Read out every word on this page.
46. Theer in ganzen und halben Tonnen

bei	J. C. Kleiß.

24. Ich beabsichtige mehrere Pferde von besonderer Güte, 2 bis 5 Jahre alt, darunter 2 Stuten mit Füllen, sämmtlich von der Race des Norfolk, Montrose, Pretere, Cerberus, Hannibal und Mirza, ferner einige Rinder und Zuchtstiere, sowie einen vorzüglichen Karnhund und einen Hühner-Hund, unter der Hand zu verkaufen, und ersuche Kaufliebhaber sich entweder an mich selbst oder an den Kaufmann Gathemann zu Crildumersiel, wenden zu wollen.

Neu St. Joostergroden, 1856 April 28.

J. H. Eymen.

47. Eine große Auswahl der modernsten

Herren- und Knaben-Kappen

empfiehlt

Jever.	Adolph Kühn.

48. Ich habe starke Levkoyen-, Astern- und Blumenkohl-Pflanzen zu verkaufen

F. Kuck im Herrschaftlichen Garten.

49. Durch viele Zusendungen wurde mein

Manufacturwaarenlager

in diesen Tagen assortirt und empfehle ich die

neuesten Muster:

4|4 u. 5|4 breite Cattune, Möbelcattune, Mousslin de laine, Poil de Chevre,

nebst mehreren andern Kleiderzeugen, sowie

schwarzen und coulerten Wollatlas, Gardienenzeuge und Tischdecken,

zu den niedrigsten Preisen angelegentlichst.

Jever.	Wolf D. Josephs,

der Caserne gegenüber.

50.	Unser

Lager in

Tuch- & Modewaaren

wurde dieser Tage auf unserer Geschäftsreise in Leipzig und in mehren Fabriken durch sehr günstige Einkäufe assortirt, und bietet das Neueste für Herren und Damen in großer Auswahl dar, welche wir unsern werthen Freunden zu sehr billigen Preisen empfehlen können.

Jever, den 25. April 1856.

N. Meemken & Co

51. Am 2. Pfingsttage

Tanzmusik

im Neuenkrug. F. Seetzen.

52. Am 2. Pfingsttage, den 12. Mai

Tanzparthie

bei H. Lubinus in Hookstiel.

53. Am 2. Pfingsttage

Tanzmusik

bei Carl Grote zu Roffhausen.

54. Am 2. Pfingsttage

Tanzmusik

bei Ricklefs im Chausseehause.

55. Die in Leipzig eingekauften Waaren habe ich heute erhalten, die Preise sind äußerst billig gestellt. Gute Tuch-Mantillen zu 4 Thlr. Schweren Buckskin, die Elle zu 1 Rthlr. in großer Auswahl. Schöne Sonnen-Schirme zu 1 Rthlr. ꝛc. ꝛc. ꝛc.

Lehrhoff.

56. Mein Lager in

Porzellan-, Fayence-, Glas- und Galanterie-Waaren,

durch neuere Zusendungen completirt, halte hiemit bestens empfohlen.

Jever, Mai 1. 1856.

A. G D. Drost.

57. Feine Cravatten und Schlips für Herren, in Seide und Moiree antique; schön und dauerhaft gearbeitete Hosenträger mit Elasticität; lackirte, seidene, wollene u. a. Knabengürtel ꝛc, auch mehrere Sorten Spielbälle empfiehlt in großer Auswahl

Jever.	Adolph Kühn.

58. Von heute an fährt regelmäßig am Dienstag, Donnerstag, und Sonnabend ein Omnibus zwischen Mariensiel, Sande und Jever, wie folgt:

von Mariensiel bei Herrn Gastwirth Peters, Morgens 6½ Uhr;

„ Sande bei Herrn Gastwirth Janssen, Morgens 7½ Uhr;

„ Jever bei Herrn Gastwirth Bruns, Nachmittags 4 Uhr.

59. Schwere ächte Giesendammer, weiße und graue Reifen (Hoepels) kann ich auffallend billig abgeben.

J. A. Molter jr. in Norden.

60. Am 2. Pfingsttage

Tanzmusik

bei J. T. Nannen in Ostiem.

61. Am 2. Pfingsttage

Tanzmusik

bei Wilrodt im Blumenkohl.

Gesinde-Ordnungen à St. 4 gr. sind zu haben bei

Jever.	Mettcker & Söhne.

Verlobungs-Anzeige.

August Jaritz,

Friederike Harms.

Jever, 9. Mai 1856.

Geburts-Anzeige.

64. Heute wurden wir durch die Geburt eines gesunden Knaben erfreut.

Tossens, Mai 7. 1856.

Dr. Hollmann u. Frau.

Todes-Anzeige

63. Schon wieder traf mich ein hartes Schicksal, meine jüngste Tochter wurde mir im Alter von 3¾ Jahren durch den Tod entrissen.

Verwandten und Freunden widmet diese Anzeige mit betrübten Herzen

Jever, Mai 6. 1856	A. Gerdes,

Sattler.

________________

▸ **Short problem**: From the material above, count the lines that include "sind" and give only the total.

▸ **Reply**: 2